— Written exercise —
Locate every line below that contains the word "other" and copy it.

— Data provided —
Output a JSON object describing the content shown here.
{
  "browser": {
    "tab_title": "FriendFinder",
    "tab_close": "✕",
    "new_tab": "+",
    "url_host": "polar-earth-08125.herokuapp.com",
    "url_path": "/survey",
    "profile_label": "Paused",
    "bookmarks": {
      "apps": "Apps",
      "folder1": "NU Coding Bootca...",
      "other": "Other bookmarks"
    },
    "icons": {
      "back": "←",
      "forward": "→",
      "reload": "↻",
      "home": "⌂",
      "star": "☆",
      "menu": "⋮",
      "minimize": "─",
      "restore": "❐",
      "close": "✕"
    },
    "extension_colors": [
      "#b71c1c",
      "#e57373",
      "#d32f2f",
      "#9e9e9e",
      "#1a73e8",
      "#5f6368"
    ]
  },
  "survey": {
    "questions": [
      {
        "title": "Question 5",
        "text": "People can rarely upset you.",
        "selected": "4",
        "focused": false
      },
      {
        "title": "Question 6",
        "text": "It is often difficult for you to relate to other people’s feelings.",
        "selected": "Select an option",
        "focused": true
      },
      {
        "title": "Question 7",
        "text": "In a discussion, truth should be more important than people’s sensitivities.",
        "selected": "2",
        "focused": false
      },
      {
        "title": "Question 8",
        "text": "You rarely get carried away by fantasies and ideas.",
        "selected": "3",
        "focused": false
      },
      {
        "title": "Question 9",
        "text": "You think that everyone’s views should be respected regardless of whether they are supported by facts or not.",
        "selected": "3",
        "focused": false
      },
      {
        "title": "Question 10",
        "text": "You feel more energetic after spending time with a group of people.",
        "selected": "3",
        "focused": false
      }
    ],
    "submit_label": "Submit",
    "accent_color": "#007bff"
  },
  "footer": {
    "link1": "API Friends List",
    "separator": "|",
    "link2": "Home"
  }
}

— Task solution —
      "other": "Other bookmarks"
        "text": "It is often difficult for you to relate to other people’s feelings.",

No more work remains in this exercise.